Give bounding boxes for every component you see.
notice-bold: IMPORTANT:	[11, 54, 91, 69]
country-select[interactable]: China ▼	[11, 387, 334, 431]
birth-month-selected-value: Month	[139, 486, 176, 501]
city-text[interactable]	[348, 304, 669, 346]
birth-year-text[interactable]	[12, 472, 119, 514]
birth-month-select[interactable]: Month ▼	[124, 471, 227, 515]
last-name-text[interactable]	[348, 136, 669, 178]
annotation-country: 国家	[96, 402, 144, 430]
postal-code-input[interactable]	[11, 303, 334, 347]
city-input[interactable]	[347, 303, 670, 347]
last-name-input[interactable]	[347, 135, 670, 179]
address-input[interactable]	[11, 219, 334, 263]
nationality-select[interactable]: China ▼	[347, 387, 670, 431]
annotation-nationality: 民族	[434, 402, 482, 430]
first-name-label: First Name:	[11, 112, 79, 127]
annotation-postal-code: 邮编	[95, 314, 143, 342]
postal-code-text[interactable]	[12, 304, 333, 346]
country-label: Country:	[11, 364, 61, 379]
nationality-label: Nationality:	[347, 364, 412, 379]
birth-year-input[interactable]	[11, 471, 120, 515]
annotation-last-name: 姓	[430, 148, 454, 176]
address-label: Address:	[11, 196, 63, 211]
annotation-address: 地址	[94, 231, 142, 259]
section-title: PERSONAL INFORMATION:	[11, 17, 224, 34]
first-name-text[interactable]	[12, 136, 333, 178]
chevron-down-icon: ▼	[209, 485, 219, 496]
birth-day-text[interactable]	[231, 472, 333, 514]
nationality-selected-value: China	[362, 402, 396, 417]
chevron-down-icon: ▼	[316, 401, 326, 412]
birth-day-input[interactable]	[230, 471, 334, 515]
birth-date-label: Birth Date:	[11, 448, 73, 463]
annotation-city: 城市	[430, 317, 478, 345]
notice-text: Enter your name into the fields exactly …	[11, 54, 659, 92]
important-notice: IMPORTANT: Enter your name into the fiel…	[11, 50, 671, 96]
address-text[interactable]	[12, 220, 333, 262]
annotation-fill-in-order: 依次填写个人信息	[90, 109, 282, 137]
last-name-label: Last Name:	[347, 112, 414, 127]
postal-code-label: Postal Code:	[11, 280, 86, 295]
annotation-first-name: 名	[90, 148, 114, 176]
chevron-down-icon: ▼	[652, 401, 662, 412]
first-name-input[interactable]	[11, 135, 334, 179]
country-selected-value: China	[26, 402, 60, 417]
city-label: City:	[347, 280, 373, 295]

------------------------

Disponi tutte le righe del materiale qui sopra in una tabella Markdown con le colonne «Numero» e «Riga», omettendo le righe vuote.

| Numero | Riga |
|---|---|
| 1 | Give bounding boxes for every component you see. |
| 2 | notice-bold: IMPORTANT:	[11, 54, 91, 69] |
| 3 | country-select[interactable]: China ▼	[11, 387, 334, 431] |
| 4 | birth-month-selected-value: Month	[139, 486, 176, 501] |
| 5 | city-text[interactable]	[348, 304, 669, 346] |
| 6 | birth-year-text[interactable]	[12, 472, 119, 514] |
| 7 | birth-month-select[interactable]: Month ▼	[124, 471, 227, 515] |
| 8 | last-name-text[interactable]	[348, 136, 669, 178] |
| 9 | annotation-country: 国家	[96, 402, 144, 430] |
| 10 | postal-code-input[interactable]	[11, 303, 334, 347] |
| 11 | city-input[interactable]	[347, 303, 670, 347] |
| 12 | last-name-input[interactable]	[347, 135, 670, 179] |
| 13 | address-input[interactable]	[11, 219, 334, 263] |
| 14 | nationality-select[interactable]: China ▼	[347, 387, 670, 431] |
| 15 | annotation-nationality: 民族	[434, 402, 482, 430] |
| 16 | first-name-label: First Name:	[11, 112, 79, 127] |
| 17 | annotation-postal-code: 邮编	[95, 314, 143, 342] |
| 18 | postal-code-text[interactable]	[12, 304, 333, 346] |
| 19 | country-label: Country:	[11, 364, 61, 379] |
| 20 | nationality-label: Nationality:	[347, 364, 412, 379] |
| 21 | birth-year-input[interactable]	[11, 471, 120, 515] |
| 22 | annotation-last-name: 姓	[430, 148, 454, 176] |
| 23 | address-label: Address:	[11, 196, 63, 211] |
| 24 | annotation-address: 地址	[94, 231, 142, 259] |
| 25 | section-title: PERSONAL INFORMATION:	[11, 17, 224, 34] |
| 26 | first-name-text[interactable]	[12, 136, 333, 178] |
| 27 | chevron-down-icon: ▼	[209, 485, 219, 496] |
| 28 | birth-day-text[interactable]	[231, 472, 333, 514] |
| 29 | nationality-selected-value: China	[362, 402, 396, 417] |
| 30 | chevron-down-icon: ▼	[316, 401, 326, 412] |
| 31 | birth-day-input[interactable]	[230, 471, 334, 515] |
| 32 | birth-date-label: Birth Date:	[11, 448, 73, 463] |
| 33 | annotation-city: 城市	[430, 317, 478, 345] |
| 34 | notice-text: Enter your name into the fields exactly …	[11, 54, 659, 92] |
| 35 | important-notice: IMPORTANT: Enter your name into the fiel…	[11, 50, 671, 96] |
| 36 | address-text[interactable]	[12, 220, 333, 262] |
| 37 | annotation-fill-in-order: 依次填写个人信息	[90, 109, 282, 137] |
| 38 | last-name-label: Last Name:	[347, 112, 414, 127] |
| 39 | postal-code-label: Postal Code:	[11, 280, 86, 295] |
| 40 | annotation-first-name: 名	[90, 148, 114, 176] |
| 41 | chevron-down-icon: ▼	[652, 401, 662, 412] |
| 42 | first-name-input[interactable]	[11, 135, 334, 179] |
| 43 | country-selected-value: China	[26, 402, 60, 417] |
| 44 | city-label: City:	[347, 280, 373, 295] |